*STATED EXERCISE:* Count how many lines of the data include "screenshot". The answer is that number and nothing else.

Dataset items
▬▬▬

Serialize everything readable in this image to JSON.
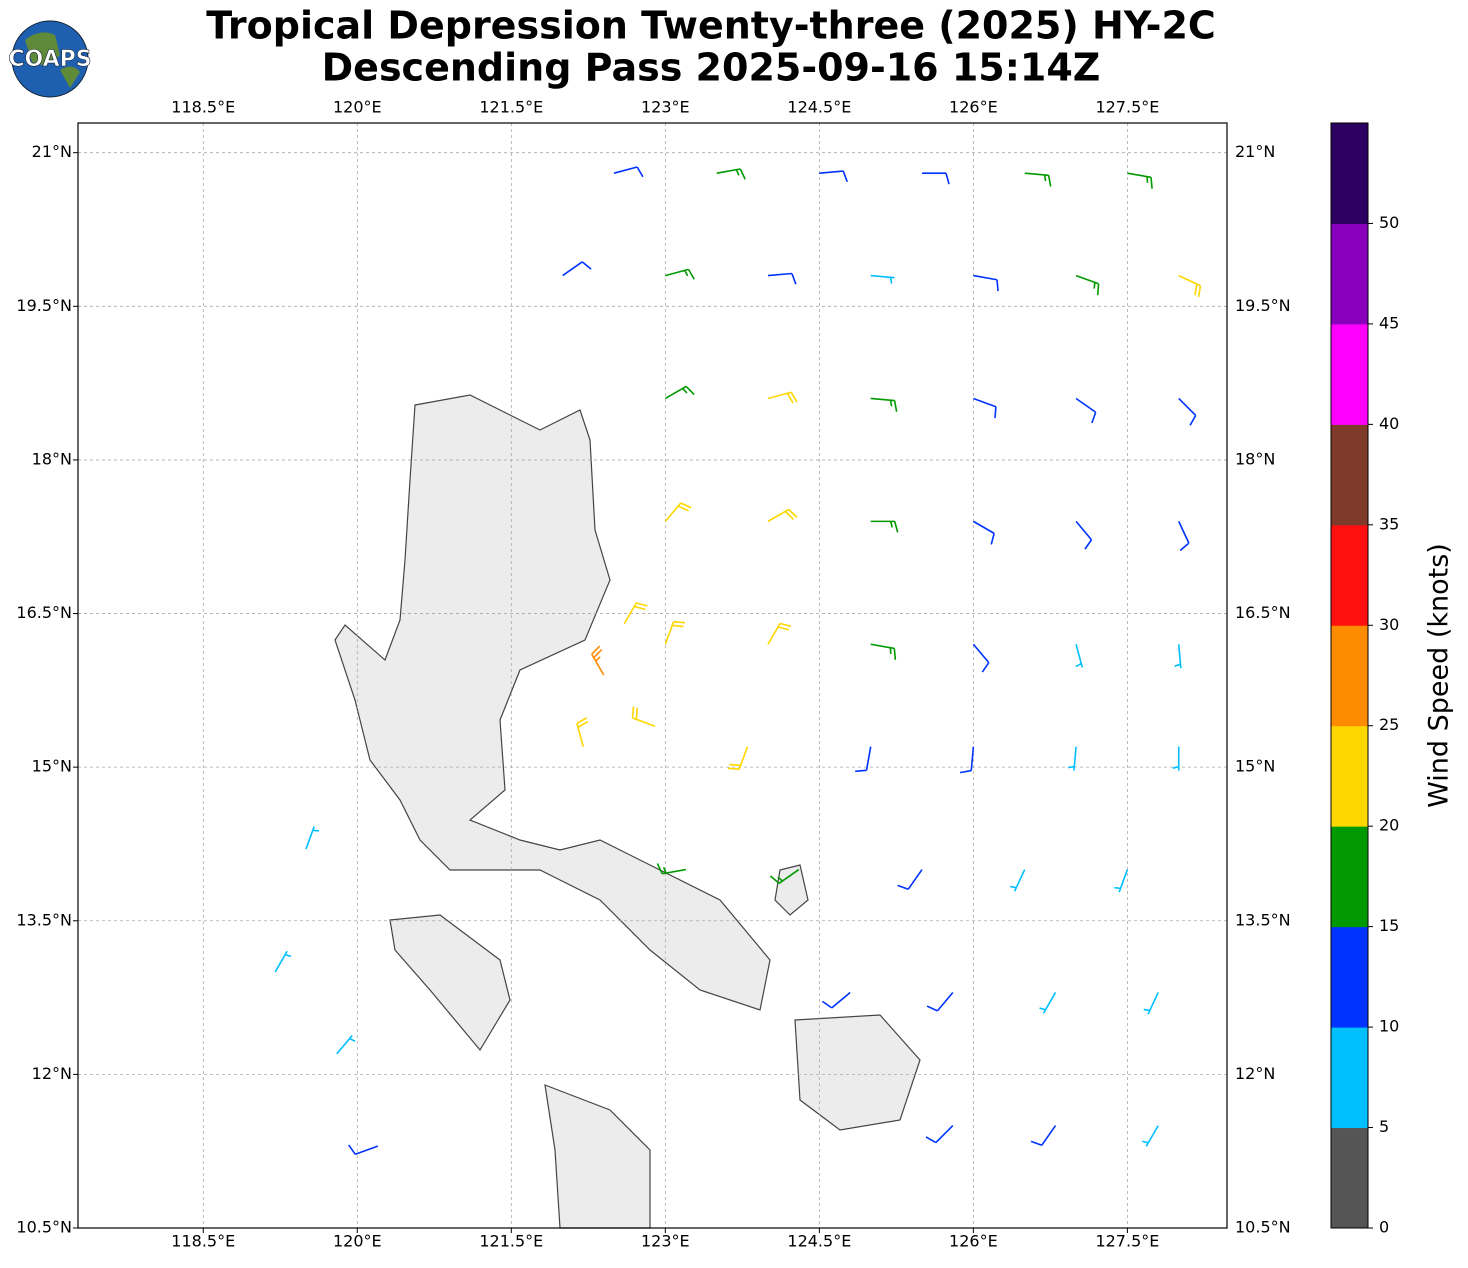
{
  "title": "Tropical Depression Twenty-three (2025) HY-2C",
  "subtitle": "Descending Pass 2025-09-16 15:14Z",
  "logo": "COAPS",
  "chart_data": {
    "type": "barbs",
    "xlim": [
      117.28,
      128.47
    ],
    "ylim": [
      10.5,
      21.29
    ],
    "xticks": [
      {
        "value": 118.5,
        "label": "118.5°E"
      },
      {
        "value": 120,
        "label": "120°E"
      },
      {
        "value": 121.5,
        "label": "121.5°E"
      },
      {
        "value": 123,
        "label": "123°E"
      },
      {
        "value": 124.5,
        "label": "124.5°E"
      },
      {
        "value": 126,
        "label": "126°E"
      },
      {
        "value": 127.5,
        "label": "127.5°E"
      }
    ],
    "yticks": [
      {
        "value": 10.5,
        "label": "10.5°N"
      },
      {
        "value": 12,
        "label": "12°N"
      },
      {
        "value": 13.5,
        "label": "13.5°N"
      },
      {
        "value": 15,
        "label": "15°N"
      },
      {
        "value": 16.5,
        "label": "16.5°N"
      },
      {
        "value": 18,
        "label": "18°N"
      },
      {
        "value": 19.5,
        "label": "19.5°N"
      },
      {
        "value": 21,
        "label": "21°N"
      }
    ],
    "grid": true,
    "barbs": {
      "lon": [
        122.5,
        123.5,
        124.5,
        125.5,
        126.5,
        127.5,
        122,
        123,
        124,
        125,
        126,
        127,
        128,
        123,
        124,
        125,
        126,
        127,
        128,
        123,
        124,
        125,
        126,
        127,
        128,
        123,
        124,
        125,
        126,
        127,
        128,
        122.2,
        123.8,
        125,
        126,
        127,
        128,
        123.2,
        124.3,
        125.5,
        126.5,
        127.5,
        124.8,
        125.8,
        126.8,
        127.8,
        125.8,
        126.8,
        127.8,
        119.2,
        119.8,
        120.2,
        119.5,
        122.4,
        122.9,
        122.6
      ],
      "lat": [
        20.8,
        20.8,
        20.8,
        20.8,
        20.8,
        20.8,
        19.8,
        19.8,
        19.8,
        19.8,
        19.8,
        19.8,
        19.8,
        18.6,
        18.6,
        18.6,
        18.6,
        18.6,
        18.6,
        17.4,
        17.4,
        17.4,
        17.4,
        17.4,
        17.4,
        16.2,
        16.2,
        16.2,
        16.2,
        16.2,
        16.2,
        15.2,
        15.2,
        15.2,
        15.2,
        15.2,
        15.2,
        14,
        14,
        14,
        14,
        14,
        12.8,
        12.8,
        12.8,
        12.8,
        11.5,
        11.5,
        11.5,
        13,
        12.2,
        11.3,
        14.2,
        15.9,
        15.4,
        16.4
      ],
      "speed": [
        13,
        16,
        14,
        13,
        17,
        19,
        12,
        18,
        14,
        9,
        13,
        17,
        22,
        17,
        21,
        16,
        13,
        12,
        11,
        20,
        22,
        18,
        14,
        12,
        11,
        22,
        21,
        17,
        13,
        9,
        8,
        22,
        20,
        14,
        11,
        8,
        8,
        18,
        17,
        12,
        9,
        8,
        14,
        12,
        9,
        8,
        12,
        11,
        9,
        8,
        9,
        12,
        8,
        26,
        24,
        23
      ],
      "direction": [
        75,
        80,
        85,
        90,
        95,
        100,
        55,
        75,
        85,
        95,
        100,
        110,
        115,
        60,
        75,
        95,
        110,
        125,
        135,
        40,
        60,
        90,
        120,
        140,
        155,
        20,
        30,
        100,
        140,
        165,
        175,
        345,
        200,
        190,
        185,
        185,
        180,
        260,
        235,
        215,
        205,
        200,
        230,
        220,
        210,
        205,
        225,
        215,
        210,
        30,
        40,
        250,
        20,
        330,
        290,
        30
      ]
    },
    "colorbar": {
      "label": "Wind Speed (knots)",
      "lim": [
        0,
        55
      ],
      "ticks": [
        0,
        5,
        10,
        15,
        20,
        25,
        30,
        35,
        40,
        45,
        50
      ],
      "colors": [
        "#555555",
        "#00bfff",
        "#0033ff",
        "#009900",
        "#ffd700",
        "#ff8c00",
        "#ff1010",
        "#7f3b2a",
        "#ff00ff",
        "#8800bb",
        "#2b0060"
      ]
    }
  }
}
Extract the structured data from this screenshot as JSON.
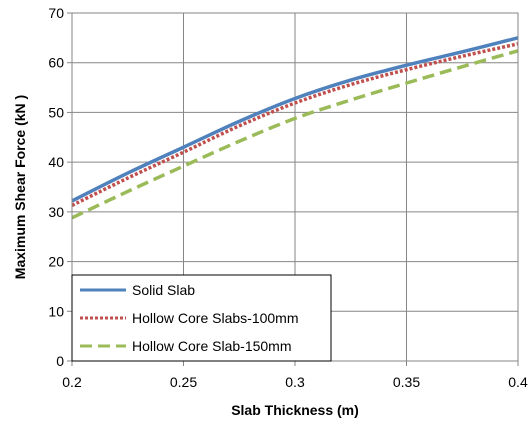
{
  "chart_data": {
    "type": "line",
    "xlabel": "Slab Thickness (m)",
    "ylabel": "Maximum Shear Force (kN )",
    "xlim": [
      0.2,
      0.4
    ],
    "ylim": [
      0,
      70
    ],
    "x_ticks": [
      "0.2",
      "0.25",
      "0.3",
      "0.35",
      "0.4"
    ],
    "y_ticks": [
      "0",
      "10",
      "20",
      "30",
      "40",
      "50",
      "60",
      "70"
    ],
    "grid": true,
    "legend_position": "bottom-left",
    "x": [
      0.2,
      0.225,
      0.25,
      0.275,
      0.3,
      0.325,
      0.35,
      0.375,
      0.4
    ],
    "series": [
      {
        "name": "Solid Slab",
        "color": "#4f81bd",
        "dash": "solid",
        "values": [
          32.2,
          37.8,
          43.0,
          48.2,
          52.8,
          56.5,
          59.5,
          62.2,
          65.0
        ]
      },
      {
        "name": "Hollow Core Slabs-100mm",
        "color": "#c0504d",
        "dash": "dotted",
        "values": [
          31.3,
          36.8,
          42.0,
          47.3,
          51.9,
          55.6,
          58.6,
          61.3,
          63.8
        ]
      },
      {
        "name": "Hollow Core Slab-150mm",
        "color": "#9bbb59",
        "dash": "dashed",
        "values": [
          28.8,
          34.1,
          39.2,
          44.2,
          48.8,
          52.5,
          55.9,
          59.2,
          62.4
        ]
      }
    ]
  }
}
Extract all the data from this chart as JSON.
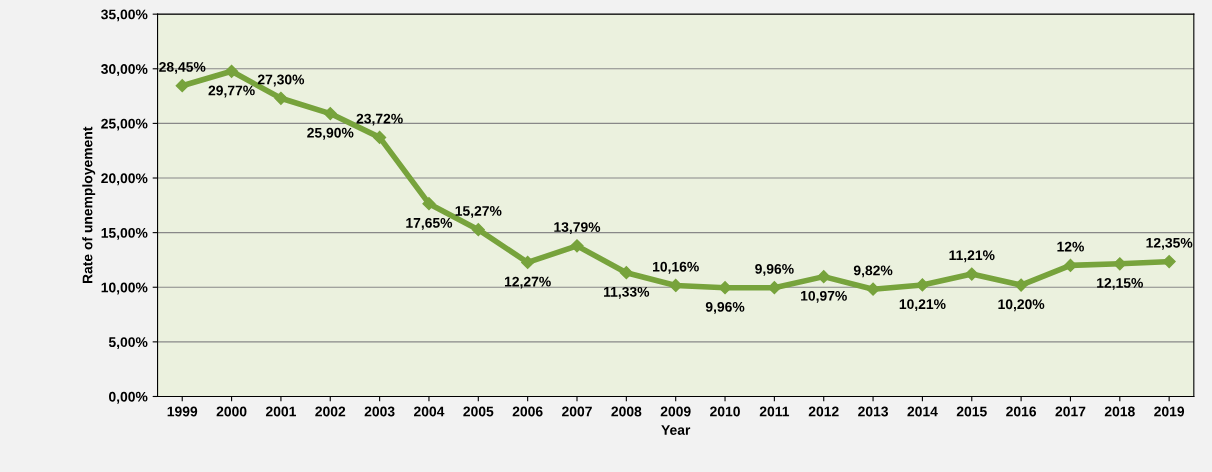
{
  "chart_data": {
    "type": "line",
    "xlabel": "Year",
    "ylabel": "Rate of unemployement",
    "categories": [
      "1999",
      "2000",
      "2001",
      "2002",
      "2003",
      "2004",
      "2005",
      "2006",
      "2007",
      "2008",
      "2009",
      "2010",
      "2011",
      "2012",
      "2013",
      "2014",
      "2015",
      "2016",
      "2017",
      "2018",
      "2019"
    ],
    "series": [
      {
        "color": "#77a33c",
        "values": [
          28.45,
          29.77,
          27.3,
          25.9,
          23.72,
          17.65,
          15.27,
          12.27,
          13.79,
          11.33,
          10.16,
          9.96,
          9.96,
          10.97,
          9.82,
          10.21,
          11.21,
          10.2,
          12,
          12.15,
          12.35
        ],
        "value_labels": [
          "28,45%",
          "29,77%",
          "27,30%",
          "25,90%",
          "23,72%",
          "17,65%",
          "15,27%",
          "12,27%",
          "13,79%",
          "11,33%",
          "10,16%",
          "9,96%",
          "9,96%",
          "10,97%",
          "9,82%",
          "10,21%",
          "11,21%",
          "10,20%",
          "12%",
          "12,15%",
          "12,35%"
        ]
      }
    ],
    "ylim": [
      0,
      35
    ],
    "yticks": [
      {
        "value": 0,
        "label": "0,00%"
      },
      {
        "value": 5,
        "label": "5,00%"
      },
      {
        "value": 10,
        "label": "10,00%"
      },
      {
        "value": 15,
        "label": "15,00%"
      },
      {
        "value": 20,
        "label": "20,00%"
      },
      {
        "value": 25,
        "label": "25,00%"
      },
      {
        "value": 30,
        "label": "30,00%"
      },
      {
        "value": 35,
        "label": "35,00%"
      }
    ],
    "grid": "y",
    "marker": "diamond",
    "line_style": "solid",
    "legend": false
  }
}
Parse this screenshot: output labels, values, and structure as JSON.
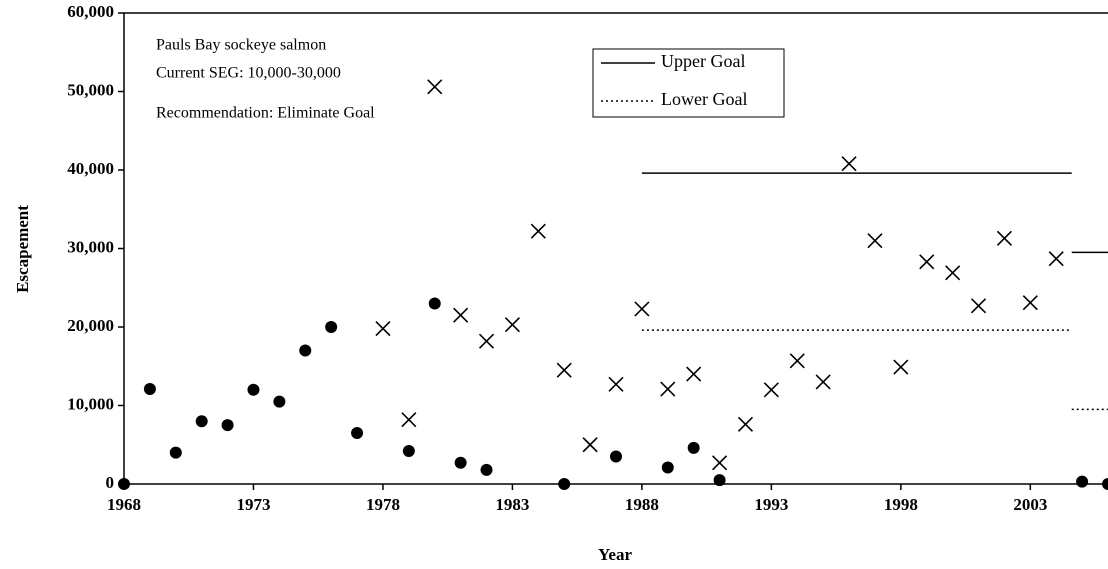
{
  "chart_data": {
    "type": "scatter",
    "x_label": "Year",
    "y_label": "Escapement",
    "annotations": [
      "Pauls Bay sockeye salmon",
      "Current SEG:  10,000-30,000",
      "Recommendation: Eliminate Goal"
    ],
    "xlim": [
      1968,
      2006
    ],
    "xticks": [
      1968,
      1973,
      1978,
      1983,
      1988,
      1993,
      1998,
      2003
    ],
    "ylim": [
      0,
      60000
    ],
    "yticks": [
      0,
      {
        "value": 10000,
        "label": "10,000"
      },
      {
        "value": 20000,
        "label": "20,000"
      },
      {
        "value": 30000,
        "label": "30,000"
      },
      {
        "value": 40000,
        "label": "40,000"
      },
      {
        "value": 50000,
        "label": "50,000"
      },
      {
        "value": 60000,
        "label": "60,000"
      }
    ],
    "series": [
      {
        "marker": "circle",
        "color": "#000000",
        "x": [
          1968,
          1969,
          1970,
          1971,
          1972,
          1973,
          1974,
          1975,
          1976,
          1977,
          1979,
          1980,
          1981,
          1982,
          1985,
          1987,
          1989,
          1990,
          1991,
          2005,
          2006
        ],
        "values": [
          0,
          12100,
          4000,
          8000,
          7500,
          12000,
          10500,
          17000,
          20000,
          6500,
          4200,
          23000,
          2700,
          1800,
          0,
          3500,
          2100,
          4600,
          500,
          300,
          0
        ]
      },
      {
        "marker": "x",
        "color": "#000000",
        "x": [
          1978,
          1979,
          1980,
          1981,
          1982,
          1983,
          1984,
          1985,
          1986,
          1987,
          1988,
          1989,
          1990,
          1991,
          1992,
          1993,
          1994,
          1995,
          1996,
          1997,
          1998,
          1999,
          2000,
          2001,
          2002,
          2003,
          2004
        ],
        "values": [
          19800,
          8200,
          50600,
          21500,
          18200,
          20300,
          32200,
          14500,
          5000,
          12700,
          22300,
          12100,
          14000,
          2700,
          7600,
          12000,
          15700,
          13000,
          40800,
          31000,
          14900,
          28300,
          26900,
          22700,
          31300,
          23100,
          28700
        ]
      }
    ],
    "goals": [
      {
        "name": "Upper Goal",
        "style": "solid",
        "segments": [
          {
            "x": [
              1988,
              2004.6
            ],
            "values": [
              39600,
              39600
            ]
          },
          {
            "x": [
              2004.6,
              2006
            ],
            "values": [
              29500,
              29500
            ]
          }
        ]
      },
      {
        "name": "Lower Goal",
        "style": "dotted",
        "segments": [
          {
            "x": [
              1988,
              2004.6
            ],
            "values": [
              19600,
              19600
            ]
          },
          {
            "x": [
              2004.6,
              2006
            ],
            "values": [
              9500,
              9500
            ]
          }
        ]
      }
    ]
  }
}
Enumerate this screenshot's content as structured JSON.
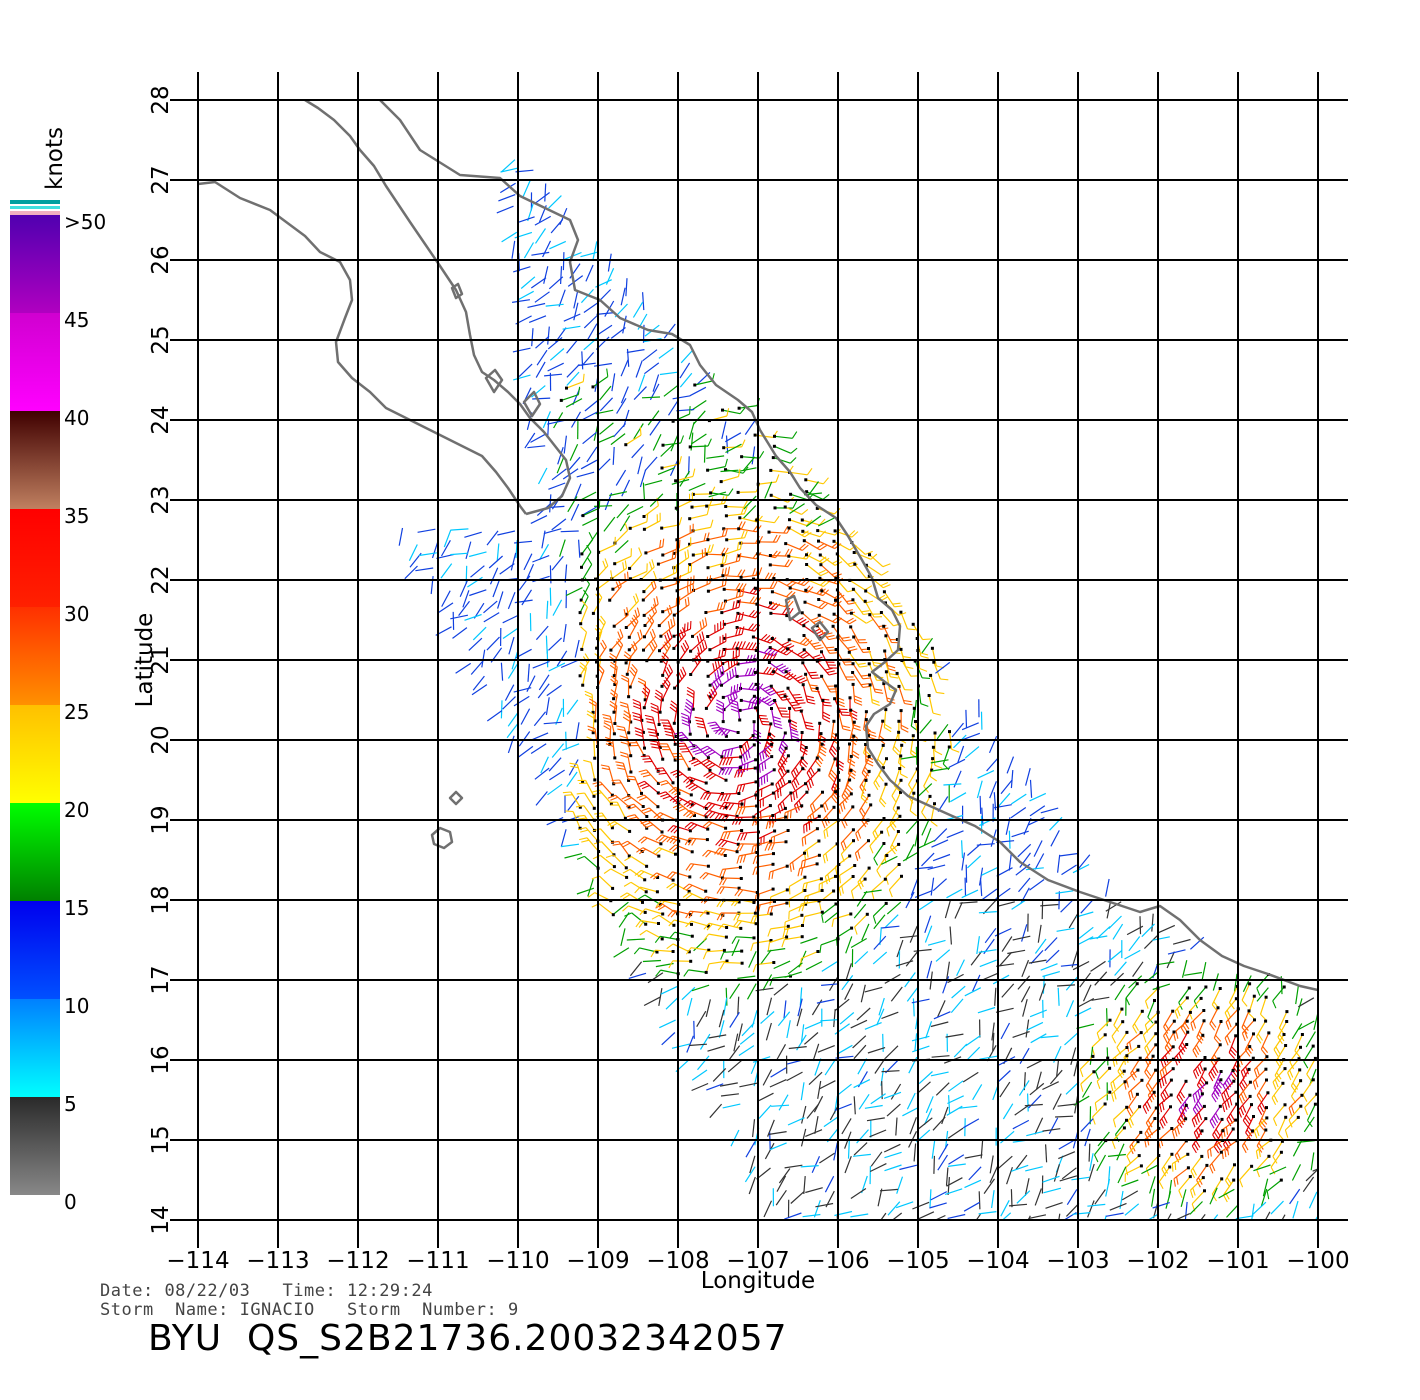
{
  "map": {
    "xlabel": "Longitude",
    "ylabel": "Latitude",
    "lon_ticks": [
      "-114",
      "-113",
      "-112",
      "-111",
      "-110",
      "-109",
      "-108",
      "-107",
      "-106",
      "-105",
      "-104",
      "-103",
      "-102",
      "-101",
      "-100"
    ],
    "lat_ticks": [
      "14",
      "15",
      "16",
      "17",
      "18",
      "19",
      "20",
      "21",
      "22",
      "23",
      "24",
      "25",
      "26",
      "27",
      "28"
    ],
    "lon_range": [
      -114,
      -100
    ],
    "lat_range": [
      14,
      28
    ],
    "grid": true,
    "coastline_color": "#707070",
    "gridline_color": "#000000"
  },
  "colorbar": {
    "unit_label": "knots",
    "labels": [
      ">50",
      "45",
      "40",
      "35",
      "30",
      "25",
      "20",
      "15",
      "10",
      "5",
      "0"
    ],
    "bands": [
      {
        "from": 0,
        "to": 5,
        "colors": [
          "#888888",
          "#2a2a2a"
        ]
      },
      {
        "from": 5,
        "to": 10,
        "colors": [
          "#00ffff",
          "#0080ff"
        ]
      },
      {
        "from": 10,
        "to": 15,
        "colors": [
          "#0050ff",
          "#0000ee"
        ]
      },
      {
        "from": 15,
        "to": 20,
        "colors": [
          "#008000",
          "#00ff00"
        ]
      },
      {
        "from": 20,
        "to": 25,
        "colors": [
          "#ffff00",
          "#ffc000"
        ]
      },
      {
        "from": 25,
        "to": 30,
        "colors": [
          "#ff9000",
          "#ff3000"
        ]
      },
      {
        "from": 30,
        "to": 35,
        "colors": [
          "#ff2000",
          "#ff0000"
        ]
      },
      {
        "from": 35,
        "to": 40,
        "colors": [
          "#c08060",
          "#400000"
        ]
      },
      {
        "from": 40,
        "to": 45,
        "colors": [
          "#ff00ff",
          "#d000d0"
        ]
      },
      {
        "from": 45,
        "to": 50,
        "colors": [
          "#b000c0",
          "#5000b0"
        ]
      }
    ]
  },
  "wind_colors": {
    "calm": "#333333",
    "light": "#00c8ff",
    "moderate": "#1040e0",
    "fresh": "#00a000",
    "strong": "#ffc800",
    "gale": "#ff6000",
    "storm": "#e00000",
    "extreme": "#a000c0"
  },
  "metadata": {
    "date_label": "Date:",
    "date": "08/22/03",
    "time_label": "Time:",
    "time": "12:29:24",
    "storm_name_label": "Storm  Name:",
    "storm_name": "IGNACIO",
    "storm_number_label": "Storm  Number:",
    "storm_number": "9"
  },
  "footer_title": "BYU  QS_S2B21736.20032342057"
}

▬▬▬

*RESULT OF THIS EXERCISE:* 3